▶ [To be done]:
Return only the number of lines that hold "Klucz".
## Start Extracted records
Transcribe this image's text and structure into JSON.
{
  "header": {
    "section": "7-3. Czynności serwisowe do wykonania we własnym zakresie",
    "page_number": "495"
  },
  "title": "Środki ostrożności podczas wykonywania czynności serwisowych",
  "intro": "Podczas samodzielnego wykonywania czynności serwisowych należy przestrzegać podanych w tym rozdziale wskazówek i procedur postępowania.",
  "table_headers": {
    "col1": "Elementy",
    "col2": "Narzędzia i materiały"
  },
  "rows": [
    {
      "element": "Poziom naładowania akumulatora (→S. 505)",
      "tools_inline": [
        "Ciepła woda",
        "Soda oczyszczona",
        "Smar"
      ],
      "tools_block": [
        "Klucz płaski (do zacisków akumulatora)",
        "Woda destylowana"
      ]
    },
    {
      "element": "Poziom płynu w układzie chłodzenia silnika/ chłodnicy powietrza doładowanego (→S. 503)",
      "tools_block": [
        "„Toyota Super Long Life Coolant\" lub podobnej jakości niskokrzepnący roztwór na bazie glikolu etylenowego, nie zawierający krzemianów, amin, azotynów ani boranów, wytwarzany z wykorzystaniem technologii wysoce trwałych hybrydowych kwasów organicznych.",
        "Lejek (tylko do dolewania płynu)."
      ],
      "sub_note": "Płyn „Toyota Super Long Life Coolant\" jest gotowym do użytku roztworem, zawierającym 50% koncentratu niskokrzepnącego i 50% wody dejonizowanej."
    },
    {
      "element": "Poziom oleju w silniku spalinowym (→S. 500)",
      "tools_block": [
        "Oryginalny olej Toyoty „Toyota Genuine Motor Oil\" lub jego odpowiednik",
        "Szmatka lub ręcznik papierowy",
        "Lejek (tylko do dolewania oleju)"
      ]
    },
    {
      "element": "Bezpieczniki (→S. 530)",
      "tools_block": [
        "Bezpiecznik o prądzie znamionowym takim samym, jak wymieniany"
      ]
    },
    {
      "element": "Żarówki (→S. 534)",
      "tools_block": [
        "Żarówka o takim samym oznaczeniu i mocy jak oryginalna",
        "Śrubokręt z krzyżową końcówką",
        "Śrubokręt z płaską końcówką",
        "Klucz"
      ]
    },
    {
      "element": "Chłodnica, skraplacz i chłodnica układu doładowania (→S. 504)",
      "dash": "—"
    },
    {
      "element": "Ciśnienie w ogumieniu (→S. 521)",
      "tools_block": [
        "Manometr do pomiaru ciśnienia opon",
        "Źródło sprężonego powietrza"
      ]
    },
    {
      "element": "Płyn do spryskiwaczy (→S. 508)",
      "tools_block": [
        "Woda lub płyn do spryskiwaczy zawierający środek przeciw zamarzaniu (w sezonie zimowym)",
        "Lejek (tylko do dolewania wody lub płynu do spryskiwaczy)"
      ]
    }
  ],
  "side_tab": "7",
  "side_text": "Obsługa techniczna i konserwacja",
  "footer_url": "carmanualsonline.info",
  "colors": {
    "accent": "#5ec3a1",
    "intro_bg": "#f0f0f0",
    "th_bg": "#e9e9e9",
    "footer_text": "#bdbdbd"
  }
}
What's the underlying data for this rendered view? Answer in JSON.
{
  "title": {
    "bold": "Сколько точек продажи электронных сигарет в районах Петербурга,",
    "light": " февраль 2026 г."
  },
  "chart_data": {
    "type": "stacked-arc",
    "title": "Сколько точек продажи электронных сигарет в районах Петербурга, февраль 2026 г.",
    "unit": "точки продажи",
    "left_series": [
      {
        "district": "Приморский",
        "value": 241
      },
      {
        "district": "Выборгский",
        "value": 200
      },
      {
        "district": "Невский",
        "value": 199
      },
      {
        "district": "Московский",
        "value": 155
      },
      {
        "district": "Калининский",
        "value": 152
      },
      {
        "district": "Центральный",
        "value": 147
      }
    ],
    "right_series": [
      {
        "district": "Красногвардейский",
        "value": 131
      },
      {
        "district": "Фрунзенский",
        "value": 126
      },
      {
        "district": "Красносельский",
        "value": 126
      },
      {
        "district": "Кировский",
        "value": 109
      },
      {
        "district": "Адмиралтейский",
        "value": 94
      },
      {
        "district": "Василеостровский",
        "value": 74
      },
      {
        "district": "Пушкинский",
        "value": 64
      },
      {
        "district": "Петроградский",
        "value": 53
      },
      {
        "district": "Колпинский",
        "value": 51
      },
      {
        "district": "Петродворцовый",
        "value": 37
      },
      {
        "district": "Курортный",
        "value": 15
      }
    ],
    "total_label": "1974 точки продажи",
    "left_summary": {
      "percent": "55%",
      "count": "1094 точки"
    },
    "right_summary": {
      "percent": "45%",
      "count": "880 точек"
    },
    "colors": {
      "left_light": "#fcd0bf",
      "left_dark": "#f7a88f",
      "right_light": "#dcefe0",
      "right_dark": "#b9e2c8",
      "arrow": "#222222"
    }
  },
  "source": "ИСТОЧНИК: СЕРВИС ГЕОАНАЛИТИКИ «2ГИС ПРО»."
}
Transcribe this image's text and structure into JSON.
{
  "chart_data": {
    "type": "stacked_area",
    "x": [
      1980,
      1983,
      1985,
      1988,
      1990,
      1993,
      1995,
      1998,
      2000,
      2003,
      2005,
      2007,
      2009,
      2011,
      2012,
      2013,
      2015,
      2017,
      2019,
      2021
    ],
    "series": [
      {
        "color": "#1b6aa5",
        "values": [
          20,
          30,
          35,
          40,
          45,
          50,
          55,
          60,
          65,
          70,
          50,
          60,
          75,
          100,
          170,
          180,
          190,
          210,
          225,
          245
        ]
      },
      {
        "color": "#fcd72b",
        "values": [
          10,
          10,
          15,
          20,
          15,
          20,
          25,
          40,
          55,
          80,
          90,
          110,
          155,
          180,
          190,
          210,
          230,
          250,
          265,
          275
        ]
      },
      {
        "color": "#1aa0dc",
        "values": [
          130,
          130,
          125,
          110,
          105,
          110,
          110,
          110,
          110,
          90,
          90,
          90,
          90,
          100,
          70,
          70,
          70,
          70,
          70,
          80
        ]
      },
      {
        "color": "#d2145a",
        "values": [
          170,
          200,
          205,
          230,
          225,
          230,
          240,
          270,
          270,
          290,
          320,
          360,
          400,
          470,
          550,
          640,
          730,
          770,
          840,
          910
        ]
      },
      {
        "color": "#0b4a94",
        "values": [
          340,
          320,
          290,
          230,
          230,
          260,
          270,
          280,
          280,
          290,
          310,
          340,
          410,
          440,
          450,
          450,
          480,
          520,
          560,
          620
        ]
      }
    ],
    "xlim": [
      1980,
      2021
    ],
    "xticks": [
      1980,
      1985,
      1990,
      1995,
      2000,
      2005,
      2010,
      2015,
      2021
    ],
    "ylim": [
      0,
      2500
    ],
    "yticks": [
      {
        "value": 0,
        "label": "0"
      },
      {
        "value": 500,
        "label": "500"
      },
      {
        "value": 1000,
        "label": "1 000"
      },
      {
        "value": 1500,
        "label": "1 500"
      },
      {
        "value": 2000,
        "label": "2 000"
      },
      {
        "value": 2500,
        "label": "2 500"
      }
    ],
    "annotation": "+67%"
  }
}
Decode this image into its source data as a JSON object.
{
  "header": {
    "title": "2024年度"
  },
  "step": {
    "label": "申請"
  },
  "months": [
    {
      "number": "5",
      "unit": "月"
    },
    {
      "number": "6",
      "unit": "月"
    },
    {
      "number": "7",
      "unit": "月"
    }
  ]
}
## End Extracted records
▶ [Exercise output]:
2